What to work on → Repeat exactly the lines from the one containing "What does this" through the last line of the records below, both included, and nothing else.

Available data →
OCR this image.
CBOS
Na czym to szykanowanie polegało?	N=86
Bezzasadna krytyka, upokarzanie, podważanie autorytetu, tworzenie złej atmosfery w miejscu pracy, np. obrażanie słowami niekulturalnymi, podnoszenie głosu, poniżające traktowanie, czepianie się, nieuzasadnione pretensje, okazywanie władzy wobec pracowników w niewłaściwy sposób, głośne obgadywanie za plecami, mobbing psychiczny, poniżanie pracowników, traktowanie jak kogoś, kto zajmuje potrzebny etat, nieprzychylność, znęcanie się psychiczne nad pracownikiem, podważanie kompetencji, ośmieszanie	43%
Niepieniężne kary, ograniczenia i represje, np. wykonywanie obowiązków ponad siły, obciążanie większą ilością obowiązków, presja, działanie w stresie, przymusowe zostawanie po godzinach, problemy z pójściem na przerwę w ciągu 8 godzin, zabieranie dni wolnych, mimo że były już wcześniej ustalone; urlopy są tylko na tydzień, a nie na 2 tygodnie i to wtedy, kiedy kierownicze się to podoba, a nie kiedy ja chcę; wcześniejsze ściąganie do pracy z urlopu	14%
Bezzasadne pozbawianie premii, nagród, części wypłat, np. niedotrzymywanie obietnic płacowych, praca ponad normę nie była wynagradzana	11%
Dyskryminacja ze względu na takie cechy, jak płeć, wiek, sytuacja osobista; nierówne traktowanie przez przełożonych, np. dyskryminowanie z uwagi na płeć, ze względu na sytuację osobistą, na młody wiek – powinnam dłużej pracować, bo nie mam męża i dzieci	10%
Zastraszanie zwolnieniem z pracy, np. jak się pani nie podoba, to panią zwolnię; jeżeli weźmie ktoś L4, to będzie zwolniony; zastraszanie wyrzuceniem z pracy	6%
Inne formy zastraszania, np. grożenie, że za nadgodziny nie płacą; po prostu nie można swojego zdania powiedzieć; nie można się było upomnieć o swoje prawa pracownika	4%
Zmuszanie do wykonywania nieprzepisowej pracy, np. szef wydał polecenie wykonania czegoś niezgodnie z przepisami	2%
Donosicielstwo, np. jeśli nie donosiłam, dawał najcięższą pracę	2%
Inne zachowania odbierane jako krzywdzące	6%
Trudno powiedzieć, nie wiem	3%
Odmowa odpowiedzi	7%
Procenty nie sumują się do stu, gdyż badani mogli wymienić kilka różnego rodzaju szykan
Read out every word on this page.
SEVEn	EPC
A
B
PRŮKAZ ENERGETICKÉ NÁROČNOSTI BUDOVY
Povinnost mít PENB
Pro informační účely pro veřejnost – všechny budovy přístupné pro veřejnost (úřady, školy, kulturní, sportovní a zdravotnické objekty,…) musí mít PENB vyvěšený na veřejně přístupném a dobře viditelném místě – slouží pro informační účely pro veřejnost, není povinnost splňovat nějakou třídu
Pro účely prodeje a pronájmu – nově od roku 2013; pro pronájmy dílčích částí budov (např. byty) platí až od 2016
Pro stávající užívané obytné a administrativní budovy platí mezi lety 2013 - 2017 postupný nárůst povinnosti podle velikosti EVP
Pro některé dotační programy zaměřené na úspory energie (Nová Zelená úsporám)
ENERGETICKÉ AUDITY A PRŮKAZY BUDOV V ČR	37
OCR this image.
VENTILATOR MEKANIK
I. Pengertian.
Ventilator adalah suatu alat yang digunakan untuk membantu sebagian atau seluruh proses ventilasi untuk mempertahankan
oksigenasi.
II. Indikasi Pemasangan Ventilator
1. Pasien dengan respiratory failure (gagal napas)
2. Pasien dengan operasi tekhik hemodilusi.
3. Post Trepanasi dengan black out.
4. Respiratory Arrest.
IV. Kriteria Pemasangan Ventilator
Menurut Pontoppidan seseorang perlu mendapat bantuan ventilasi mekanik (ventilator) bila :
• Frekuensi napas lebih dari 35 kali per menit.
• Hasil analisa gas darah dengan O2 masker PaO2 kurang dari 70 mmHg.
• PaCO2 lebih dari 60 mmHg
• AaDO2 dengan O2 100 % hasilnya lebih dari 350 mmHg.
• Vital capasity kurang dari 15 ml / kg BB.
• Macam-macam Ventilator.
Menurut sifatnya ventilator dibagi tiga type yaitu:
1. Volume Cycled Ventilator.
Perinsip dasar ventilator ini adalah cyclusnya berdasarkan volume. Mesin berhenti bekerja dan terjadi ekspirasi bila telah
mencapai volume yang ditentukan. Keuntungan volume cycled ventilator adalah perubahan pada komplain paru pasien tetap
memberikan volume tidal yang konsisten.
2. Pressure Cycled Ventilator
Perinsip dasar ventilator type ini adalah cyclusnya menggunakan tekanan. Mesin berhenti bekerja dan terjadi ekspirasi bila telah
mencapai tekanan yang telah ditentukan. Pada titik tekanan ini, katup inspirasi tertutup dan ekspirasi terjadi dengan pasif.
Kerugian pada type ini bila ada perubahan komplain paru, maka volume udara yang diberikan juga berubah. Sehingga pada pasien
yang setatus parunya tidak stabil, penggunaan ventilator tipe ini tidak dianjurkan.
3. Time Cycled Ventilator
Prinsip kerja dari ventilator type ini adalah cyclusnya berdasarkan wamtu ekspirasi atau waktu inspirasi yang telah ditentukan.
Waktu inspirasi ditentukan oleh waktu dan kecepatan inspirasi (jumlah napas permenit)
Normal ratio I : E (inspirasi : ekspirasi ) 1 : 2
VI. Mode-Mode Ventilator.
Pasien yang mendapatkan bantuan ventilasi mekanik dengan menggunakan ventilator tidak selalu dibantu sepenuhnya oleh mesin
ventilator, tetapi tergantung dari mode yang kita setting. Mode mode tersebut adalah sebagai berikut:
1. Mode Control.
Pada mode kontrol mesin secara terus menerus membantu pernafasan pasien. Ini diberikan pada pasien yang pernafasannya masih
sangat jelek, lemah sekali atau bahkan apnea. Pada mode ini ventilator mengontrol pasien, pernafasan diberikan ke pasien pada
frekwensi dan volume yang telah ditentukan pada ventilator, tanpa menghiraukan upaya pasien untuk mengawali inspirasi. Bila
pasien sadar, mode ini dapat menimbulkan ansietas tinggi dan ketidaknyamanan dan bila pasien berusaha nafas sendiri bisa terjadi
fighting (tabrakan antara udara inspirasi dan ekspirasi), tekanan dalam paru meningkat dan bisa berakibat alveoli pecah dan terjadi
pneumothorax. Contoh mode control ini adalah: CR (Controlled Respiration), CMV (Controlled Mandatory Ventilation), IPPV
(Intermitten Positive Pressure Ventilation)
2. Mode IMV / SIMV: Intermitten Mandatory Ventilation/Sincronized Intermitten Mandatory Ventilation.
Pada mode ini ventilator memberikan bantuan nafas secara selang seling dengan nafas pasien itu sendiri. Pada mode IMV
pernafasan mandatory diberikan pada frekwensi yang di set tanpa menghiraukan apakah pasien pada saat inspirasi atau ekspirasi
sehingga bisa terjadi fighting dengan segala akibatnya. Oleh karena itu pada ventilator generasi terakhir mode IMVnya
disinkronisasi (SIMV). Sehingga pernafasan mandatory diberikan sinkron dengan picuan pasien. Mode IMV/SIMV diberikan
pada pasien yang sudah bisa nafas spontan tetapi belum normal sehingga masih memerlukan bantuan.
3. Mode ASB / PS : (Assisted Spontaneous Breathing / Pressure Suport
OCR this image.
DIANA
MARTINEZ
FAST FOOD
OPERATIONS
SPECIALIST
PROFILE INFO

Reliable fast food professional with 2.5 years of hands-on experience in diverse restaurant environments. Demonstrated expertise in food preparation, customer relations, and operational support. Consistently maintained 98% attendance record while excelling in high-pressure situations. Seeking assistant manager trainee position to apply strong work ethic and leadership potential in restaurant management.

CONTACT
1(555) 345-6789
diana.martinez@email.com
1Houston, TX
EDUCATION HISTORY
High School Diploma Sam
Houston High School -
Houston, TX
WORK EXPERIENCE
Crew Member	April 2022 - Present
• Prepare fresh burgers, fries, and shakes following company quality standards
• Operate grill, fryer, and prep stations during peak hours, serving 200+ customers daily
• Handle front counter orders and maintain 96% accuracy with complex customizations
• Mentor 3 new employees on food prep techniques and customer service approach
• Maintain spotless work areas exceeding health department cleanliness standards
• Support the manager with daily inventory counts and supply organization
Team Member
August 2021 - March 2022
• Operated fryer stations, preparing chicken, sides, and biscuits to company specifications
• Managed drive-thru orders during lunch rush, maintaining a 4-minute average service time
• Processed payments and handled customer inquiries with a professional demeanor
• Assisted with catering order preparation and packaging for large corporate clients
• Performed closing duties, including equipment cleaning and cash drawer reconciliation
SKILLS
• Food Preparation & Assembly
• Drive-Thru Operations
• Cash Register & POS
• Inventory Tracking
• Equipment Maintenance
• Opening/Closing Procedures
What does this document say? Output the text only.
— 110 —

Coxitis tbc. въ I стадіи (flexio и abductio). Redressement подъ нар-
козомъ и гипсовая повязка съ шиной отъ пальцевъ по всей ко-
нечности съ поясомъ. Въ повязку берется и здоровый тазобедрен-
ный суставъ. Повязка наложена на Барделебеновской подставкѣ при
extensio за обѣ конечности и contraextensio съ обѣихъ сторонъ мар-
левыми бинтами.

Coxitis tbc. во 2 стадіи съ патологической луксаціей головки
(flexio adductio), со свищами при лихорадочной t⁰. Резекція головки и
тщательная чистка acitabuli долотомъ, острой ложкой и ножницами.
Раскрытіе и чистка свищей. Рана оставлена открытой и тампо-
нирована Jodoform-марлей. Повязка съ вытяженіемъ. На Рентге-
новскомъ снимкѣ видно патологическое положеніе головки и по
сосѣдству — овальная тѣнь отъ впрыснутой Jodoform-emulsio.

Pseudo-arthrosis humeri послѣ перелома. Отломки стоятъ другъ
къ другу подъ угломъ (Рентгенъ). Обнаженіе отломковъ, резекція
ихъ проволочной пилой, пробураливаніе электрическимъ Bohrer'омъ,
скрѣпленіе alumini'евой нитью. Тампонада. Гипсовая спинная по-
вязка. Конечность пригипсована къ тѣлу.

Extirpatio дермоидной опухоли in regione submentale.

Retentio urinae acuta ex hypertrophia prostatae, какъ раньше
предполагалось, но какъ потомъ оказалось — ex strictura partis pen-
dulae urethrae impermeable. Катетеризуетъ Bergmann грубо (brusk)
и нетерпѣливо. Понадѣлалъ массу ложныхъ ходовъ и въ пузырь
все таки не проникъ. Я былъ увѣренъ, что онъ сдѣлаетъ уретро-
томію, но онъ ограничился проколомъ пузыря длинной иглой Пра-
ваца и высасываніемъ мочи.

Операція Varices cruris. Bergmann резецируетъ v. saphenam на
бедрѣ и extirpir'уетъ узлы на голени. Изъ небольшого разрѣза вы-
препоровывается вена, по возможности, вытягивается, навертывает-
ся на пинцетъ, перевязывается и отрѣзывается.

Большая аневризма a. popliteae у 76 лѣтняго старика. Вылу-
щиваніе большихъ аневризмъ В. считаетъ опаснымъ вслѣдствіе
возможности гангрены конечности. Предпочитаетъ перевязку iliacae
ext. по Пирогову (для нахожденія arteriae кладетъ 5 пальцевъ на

The answer →
What does this document say? Output the text only.
— 110 —

Coxitis tbc. въ I стадіи (flexio и abductio). Redressement подъ нар-
козомъ и гипсовая повязка съ шиной отъ пальцевъ по всей ко-
нечности съ поясомъ. Въ повязку берется и здоровый тазобедрен-
ный суставъ. Повязка наложена на Барделебеновской подставкѣ при
extensio за обѣ конечности и contraextensio съ обѣихъ сторонъ мар-
левыми бинтами.

Coxitis tbc. во 2 стадіи съ патологической луксаціей головки
(flexio adductio), со свищами при лихорадочной t⁰. Резекція головки и
тщательная чистка acitabuli долотомъ, острой ложкой и ножницами.
Раскрытіе и чистка свищей. Рана оставлена открытой и тампо-
нирована Jodoform-марлей. Повязка съ вытяженіемъ. На Рентге-
новскомъ снимкѣ видно патологическое положеніе головки и по
сосѣдству — овальная тѣнь отъ впрыснутой Jodoform-emulsio.

Pseudo-arthrosis humeri послѣ перелома. Отломки стоятъ другъ
къ другу подъ угломъ (Рентгенъ). Обнаженіе отломковъ, резекція
ихъ проволочной пилой, пробураливаніе электрическимъ Bohrer'омъ,
скрѣпленіе alumini'евой нитью. Тампонада. Гипсовая спинная по-
вязка. Конечность пригипсована къ тѣлу.

Extirpatio дермоидной опухоли in regione submentale.

Retentio urinae acuta ex hypertrophia prostatae, какъ раньше
предполагалось, но какъ потомъ оказалось — ex strictura partis pen-
dulae urethrae impermeable. Катетеризуетъ Bergmann грубо (brusk)
и нетерпѣливо. Понадѣлалъ массу ложныхъ ходовъ и въ пузырь
все таки не проникъ. Я былъ увѣренъ, что онъ сдѣлаетъ уретро-
томію, но онъ ограничился проколомъ пузыря длинной иглой Пра-
ваца и высасываніемъ мочи.

Операція Varices cruris. Bergmann резецируетъ v. saphenam на
бедрѣ и extirpir'уетъ узлы на голени. Изъ небольшого разрѣза вы-
препоровывается вена, по возможности, вытягивается, навертывает-
ся на пинцетъ, перевязывается и отрѣзывается.

Большая аневризма a. popliteae у 76 лѣтняго старика. Вылу-
щиваніе большихъ аневризмъ В. считаетъ опаснымъ вслѣдствіе
возможности гангрены конечности. Предпочитаетъ перевязку iliacae
ext. по Пирогову (для нахожденія arteriae кладетъ 5 пальцевъ на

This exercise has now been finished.